Copy the entries below exactly. Images do not belong in the copy.

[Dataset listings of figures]
------------------------------------------------------------
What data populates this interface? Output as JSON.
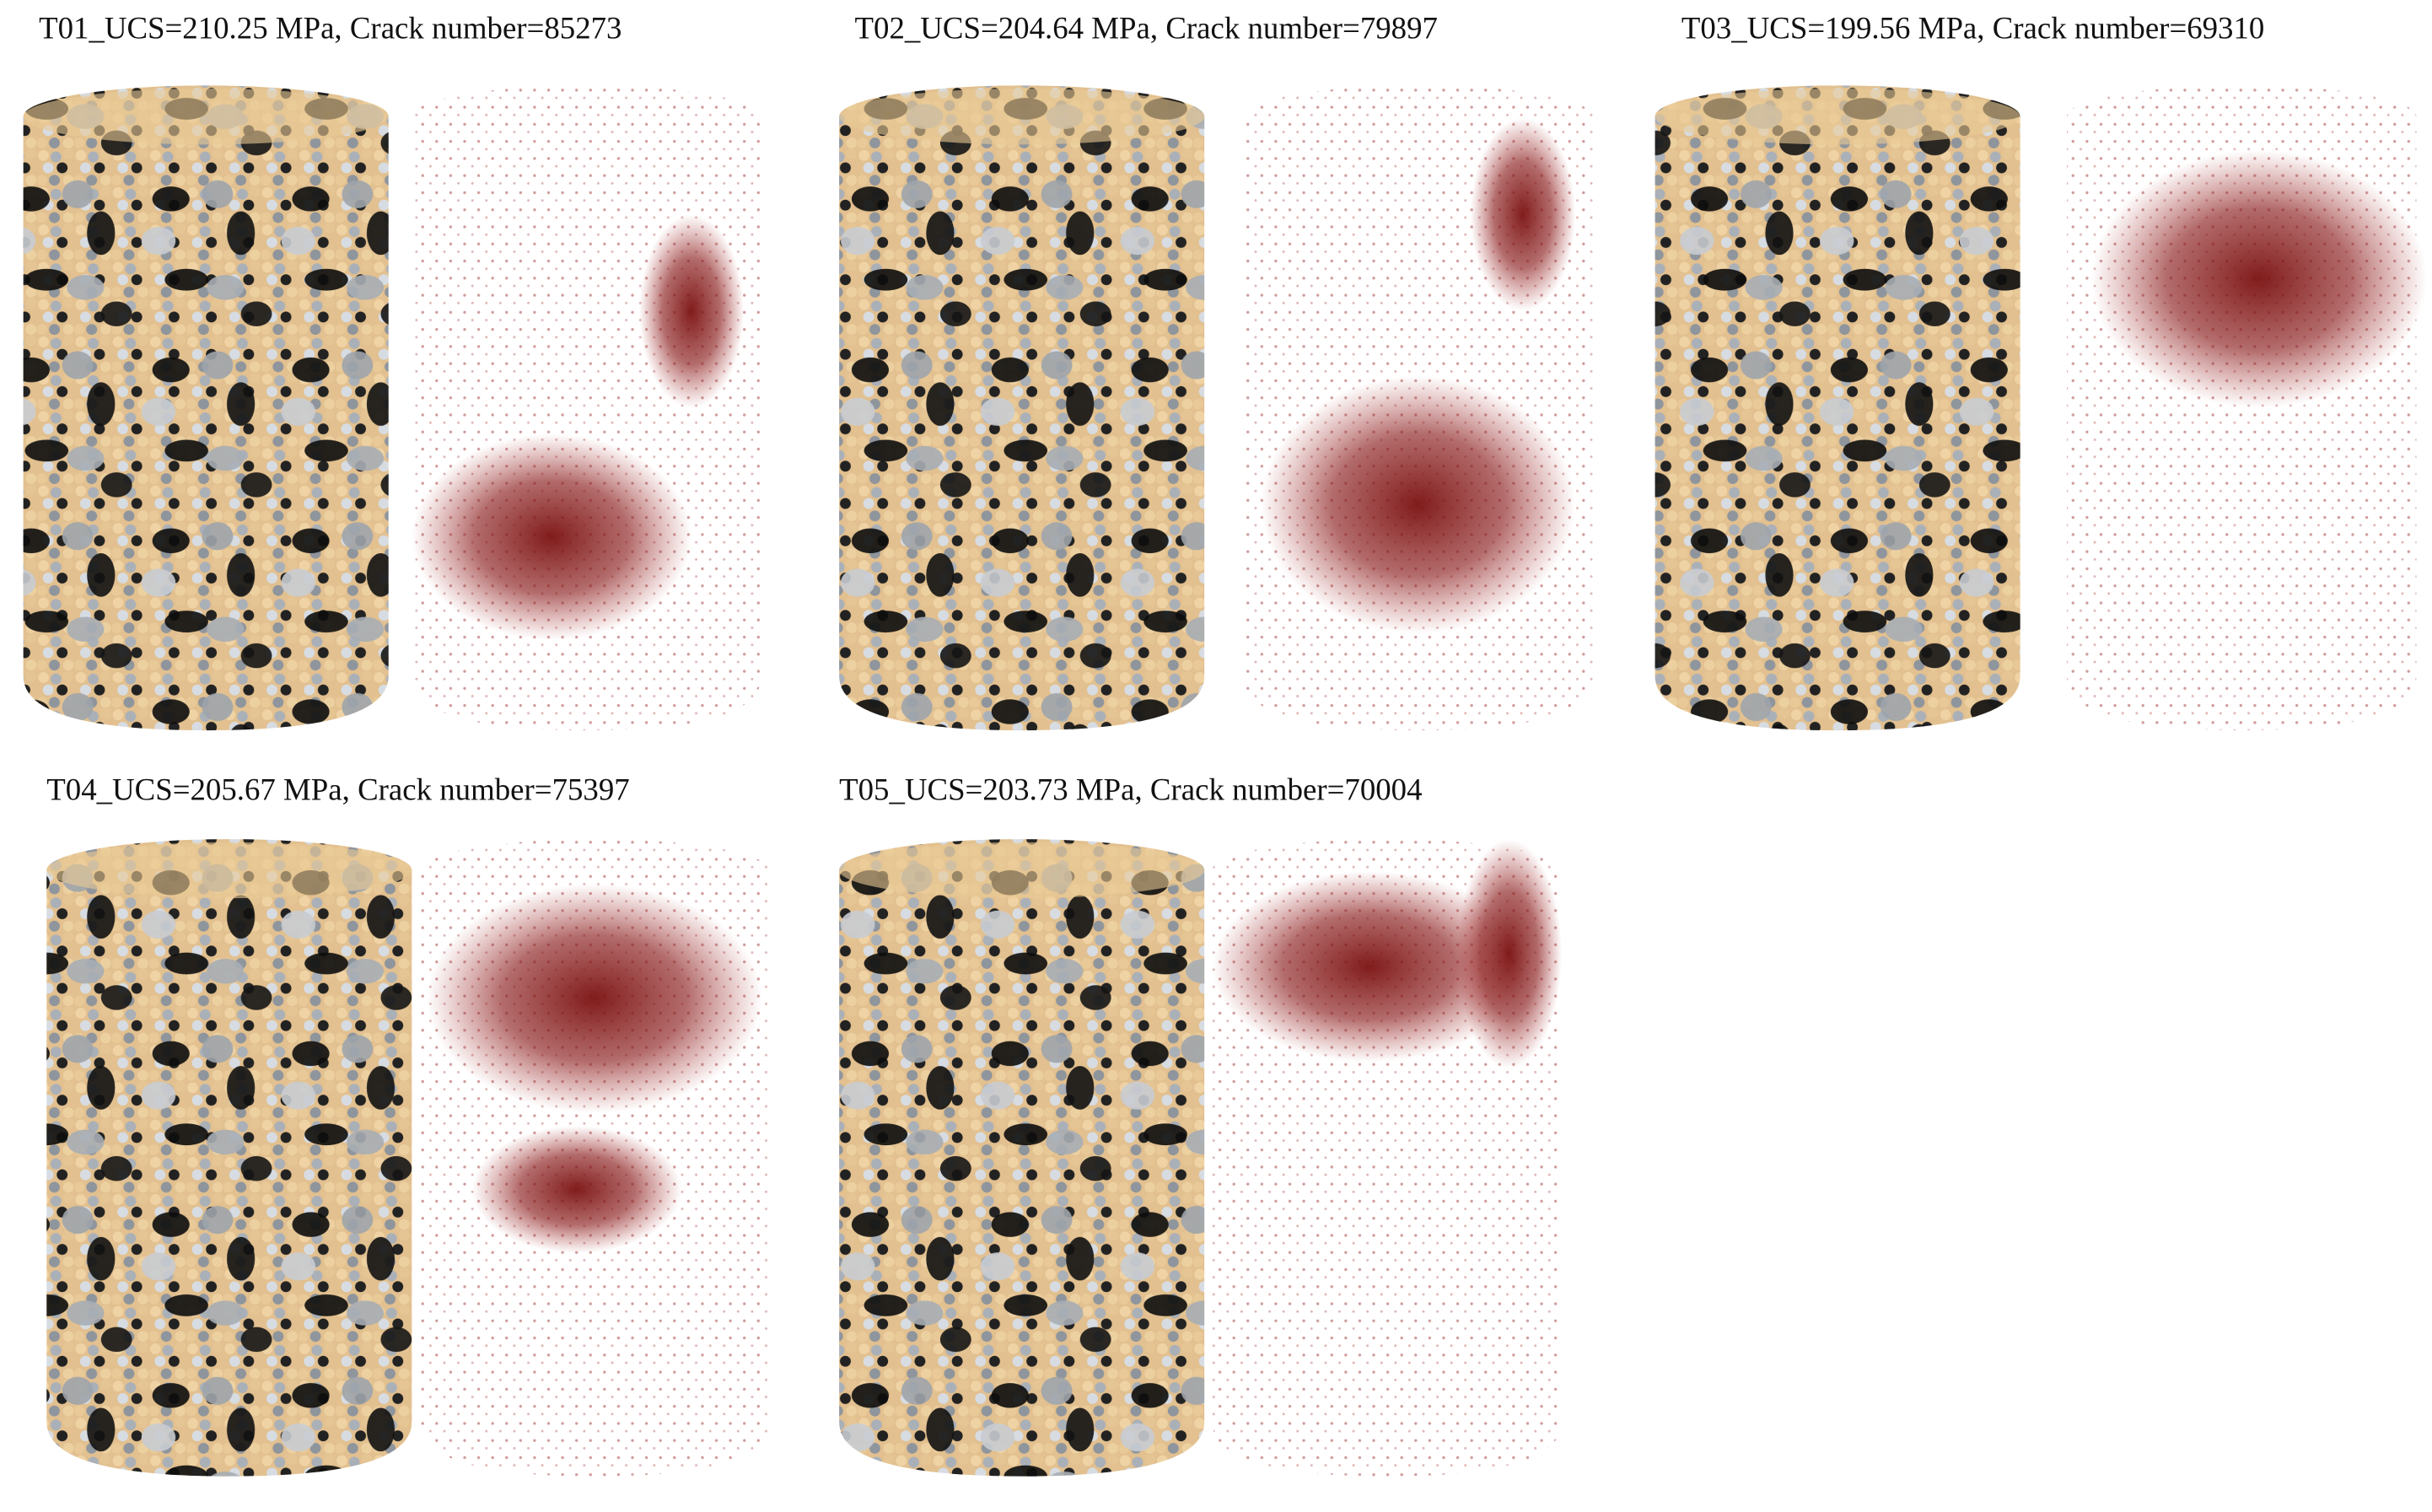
{
  "panels": [
    {
      "title": "T01_UCS=210.25 MPa, Crack number=85273"
    },
    {
      "title": "T02_UCS=204.64 MPa, Crack number=79897"
    },
    {
      "title": "T03_UCS=199.56 MPa, Crack number=69310"
    },
    {
      "title": "T04_UCS=205.67 MPa, Crack number=75397"
    },
    {
      "title": "T05_UCS=203.73 MPa, Crack number=70004"
    }
  ]
}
------------------------------------------------------------
#### [THE RESULT]
What data populates this interface? Output as JSON.
{
  "panels": [
    {
      "title": "T01_UCS=210.25 MPa, Crack number=85273"
    },
    {
      "title": "T02_UCS=204.64 MPa, Crack number=79897"
    },
    {
      "title": "T03_UCS=199.56 MPa, Crack number=69310"
    },
    {
      "title": "T04_UCS=205.67 MPa, Crack number=75397"
    },
    {
      "title": "T05_UCS=203.73 MPa, Crack number=70004"
    }
  ]
}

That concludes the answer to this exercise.